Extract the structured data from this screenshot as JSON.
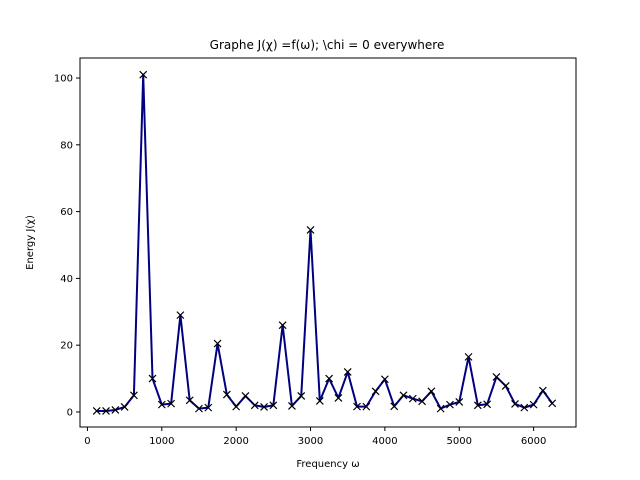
{
  "chart_data": {
    "type": "line",
    "title": "Graphe  J(χ) =f(ω); \\chi = 0 everywhere",
    "xlabel": "Frequency ω",
    "ylabel": "Energy J(χ)",
    "xlim": [
      -100,
      6570
    ],
    "ylim": [
      -4.5,
      106
    ],
    "xticks": [
      0,
      1000,
      2000,
      3000,
      4000,
      5000,
      6000
    ],
    "yticks": [
      0,
      20,
      40,
      60,
      80,
      100
    ],
    "grid": false,
    "legend": "none",
    "series": [
      {
        "color": "#000080",
        "marker": "x",
        "x": [
          125,
          250,
          375,
          500,
          625,
          750,
          875,
          1000,
          1125,
          1250,
          1375,
          1500,
          1625,
          1750,
          1875,
          2000,
          2125,
          2250,
          2375,
          2500,
          2625,
          2750,
          2875,
          3000,
          3125,
          3250,
          3375,
          3500,
          3625,
          3750,
          3875,
          4000,
          4125,
          4250,
          4375,
          4500,
          4625,
          4750,
          4875,
          5000,
          5125,
          5250,
          5375,
          5500,
          5625,
          5750,
          5875,
          6000,
          6125,
          6250
        ],
        "y": [
          0.3,
          0.3,
          0.6,
          1.5,
          5.0,
          101.0,
          10.0,
          2.2,
          2.5,
          29.0,
          3.5,
          1.0,
          1.3,
          20.5,
          5.2,
          1.6,
          4.8,
          2.0,
          1.5,
          2.0,
          26.0,
          1.8,
          4.8,
          54.5,
          3.3,
          10.0,
          4.2,
          12.0,
          1.6,
          1.6,
          6.2,
          9.8,
          1.7,
          5.0,
          4.0,
          3.2,
          6.2,
          1.0,
          2.2,
          3.0,
          16.5,
          2.0,
          2.3,
          10.5,
          7.8,
          2.4,
          1.3,
          2.2,
          6.4,
          2.6
        ]
      }
    ]
  }
}
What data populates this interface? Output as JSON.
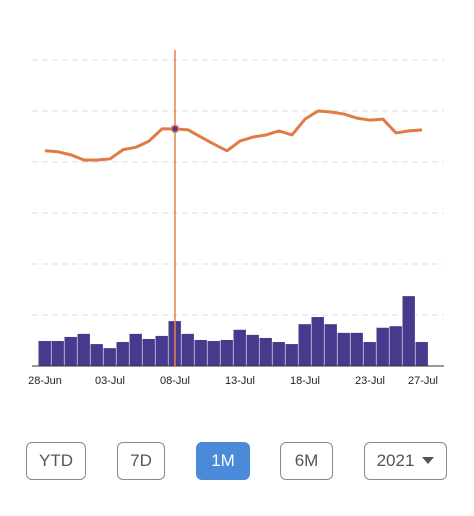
{
  "chart_data": {
    "type": "line-bar",
    "categories": [
      "28-Jun",
      null,
      null,
      null,
      null,
      "03-Jul",
      null,
      null,
      null,
      null,
      "08-Jul",
      null,
      null,
      null,
      null,
      "13-Jul",
      null,
      null,
      null,
      null,
      "18-Jul",
      null,
      null,
      null,
      null,
      "23-Jul",
      null,
      null,
      null,
      "27-Jul"
    ],
    "series": [
      {
        "kind": "line",
        "color": "#e07b45",
        "values": [
          4.22,
          4.2,
          4.14,
          4.04,
          4.04,
          4.06,
          4.24,
          4.29,
          4.41,
          4.65,
          4.65,
          4.63,
          4.49,
          4.35,
          4.22,
          4.41,
          4.49,
          4.53,
          4.61,
          4.53,
          4.84,
          5.0,
          4.98,
          4.94,
          4.86,
          4.82,
          4.84,
          4.57,
          4.61,
          4.63
        ]
      },
      {
        "kind": "bar",
        "color": "#473a8c",
        "values": [
          0.49,
          0.49,
          0.57,
          0.63,
          0.43,
          0.35,
          0.47,
          0.63,
          0.53,
          0.59,
          0.88,
          0.63,
          0.51,
          0.49,
          0.51,
          0.71,
          0.61,
          0.55,
          0.47,
          0.43,
          0.82,
          0.96,
          0.82,
          0.65,
          0.65,
          0.47,
          0.75,
          0.78,
          1.37,
          0.47
        ]
      }
    ],
    "ylim": [
      0,
      6
    ],
    "yticks": [
      1,
      2,
      3,
      4,
      5,
      6
    ],
    "grid": true,
    "crosshair": "08-Jul",
    "crosshair_color": "#e8804f"
  },
  "controls": {
    "range_buttons": [
      "YTD",
      "7D",
      "1M",
      "6M"
    ],
    "selected": "1M",
    "year_select": "2021"
  }
}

____

● Problem to solve
All of the data above should be transcribed verbatim, with pictures omitted.

● Result below
Extract the structured data from this screenshot as JSON.
{
  "chart_data": {
    "type": "line",
    "title": "Graphe  J(χ) =f(ω); \\chi = 0 everywhere",
    "xlabel": "Frequency ω",
    "ylabel": "Energy J(χ)",
    "xlim": [
      -100,
      6570
    ],
    "ylim": [
      -4.5,
      106
    ],
    "xticks": [
      0,
      1000,
      2000,
      3000,
      4000,
      5000,
      6000
    ],
    "yticks": [
      0,
      20,
      40,
      60,
      80,
      100
    ],
    "grid": false,
    "legend": "none",
    "series": [
      {
        "color": "#000080",
        "marker": "x",
        "x": [
          125,
          250,
          375,
          500,
          625,
          750,
          875,
          1000,
          1125,
          1250,
          1375,
          1500,
          1625,
          1750,
          1875,
          2000,
          2125,
          2250,
          2375,
          2500,
          2625,
          2750,
          2875,
          3000,
          3125,
          3250,
          3375,
          3500,
          3625,
          3750,
          3875,
          4000,
          4125,
          4250,
          4375,
          4500,
          4625,
          4750,
          4875,
          5000,
          5125,
          5250,
          5375,
          5500,
          5625,
          5750,
          5875,
          6000,
          6125,
          6250
        ],
        "y": [
          0.3,
          0.3,
          0.6,
          1.5,
          5.0,
          101.0,
          10.0,
          2.2,
          2.5,
          29.0,
          3.5,
          1.0,
          1.3,
          20.5,
          5.2,
          1.6,
          4.8,
          2.0,
          1.5,
          2.0,
          26.0,
          1.8,
          4.8,
          54.5,
          3.3,
          10.0,
          4.2,
          12.0,
          1.6,
          1.6,
          6.2,
          9.8,
          1.7,
          5.0,
          4.0,
          3.2,
          6.2,
          1.0,
          2.2,
          3.0,
          16.5,
          2.0,
          2.3,
          10.5,
          7.8,
          2.4,
          1.3,
          2.2,
          6.4,
          2.6
        ]
      }
    ]
  }
}
What data populates this interface? Output as JSON.
{
  "chart_data": {
    "type": "line-bar",
    "categories": [
      "28-Jun",
      null,
      null,
      null,
      null,
      "03-Jul",
      null,
      null,
      null,
      null,
      "08-Jul",
      null,
      null,
      null,
      null,
      "13-Jul",
      null,
      null,
      null,
      null,
      "18-Jul",
      null,
      null,
      null,
      null,
      "23-Jul",
      null,
      null,
      null,
      "27-Jul"
    ],
    "series": [
      {
        "kind": "line",
        "color": "#e07b45",
        "values": [
          4.22,
          4.2,
          4.14,
          4.04,
          4.04,
          4.06,
          4.24,
          4.29,
          4.41,
          4.65,
          4.65,
          4.63,
          4.49,
          4.35,
          4.22,
          4.41,
          4.49,
          4.53,
          4.61,
          4.53,
          4.84,
          5.0,
          4.98,
          4.94,
          4.86,
          4.82,
          4.84,
          4.57,
          4.61,
          4.63
        ]
      },
      {
        "kind": "bar",
        "color": "#473a8c",
        "values": [
          0.49,
          0.49,
          0.57,
          0.63,
          0.43,
          0.35,
          0.47,
          0.63,
          0.53,
          0.59,
          0.88,
          0.63,
          0.51,
          0.49,
          0.51,
          0.71,
          0.61,
          0.55,
          0.47,
          0.43,
          0.82,
          0.96,
          0.82,
          0.65,
          0.65,
          0.47,
          0.75,
          0.78,
          1.37,
          0.47
        ]
      }
    ],
    "ylim": [
      0,
      6
    ],
    "yticks": [
      1,
      2,
      3,
      4,
      5,
      6
    ],
    "grid": true,
    "crosshair": "08-Jul",
    "crosshair_color": "#e8804f"
  },
  "controls": {
    "range_buttons": [
      "YTD",
      "7D",
      "1M",
      "6M"
    ],
    "selected": "1M",
    "year_select": "2021"
  }
}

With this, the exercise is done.